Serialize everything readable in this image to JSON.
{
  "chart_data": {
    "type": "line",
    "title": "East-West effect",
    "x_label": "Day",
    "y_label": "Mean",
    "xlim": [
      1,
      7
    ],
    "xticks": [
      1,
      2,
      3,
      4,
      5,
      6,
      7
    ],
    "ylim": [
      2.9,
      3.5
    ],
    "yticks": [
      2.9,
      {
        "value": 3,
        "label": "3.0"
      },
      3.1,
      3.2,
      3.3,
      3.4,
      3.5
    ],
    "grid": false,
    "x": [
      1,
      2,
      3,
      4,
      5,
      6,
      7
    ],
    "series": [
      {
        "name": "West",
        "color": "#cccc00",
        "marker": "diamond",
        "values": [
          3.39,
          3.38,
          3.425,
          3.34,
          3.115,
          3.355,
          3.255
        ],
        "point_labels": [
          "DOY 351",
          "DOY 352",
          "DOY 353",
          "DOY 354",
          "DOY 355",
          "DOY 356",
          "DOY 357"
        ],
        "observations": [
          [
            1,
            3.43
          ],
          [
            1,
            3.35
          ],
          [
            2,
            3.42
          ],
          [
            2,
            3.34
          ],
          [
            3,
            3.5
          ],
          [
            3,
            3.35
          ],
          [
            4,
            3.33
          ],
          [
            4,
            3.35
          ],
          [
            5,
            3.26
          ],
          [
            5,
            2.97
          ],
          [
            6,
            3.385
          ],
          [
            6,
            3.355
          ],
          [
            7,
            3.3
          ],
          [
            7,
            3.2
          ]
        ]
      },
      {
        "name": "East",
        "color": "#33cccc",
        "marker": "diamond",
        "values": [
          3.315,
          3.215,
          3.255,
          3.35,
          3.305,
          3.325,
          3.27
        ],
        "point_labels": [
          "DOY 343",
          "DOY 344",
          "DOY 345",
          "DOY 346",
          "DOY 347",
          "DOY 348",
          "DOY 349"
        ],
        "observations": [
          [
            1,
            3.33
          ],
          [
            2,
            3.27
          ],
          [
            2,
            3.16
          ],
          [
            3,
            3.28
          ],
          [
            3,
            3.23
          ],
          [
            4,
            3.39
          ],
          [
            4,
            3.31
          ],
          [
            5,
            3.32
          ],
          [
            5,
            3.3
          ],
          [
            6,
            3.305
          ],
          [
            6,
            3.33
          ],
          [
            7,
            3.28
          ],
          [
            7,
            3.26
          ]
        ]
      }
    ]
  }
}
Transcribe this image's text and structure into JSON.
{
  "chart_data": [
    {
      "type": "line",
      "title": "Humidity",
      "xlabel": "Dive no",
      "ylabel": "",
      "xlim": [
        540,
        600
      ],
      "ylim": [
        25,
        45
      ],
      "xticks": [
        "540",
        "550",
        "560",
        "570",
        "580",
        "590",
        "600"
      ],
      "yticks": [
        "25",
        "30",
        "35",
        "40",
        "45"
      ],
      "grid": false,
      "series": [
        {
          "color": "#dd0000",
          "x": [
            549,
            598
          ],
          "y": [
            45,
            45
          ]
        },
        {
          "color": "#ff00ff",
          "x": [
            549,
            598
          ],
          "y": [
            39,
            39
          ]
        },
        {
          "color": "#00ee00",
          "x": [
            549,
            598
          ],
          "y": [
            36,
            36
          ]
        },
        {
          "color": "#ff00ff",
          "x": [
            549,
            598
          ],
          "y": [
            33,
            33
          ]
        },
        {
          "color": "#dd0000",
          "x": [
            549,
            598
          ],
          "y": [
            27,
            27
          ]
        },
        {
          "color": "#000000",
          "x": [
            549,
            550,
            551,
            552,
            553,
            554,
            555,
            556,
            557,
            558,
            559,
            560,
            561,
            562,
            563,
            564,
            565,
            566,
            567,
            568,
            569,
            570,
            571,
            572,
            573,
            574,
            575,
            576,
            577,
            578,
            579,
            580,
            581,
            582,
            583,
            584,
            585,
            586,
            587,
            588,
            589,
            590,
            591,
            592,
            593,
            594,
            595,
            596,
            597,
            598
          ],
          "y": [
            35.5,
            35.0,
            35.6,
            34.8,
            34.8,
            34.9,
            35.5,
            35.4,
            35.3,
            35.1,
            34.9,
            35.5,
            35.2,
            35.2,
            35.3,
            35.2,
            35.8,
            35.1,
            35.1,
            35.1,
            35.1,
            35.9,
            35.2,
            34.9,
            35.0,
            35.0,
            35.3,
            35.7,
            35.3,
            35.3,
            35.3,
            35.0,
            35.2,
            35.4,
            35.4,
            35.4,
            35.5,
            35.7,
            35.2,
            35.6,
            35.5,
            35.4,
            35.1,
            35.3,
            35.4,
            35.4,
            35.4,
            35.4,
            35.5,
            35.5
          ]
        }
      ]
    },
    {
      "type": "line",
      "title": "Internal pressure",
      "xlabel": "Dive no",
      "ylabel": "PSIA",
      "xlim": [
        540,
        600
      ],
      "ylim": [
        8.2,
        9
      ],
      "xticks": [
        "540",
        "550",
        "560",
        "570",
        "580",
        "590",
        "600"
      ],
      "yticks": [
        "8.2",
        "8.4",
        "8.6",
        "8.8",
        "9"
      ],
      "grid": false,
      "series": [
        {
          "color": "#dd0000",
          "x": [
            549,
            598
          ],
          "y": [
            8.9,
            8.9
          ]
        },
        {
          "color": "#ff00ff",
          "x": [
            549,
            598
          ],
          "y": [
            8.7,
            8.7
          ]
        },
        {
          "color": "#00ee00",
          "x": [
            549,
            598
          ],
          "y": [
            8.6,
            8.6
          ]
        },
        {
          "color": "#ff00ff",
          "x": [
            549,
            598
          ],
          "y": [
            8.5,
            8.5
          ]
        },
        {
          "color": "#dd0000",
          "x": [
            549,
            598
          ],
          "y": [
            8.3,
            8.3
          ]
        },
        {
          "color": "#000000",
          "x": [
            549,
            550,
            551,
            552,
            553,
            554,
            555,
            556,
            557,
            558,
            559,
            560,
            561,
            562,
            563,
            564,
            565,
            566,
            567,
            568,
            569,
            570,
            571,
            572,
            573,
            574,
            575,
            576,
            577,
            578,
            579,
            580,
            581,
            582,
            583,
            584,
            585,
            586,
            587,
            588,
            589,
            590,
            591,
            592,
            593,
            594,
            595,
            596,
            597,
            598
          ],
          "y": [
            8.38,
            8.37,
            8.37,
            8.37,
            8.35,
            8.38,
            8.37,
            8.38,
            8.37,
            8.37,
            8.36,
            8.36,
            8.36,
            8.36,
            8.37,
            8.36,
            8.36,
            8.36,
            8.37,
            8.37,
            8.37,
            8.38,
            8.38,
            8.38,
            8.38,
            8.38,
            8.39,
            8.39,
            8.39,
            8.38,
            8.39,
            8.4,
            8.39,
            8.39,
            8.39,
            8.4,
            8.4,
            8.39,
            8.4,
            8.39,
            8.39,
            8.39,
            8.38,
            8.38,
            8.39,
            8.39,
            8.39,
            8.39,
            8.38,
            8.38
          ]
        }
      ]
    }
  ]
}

WHAT TO DO
Provide the count, and nothing else, of lines in the data above where the word "image" occurs.

RESPONSE
2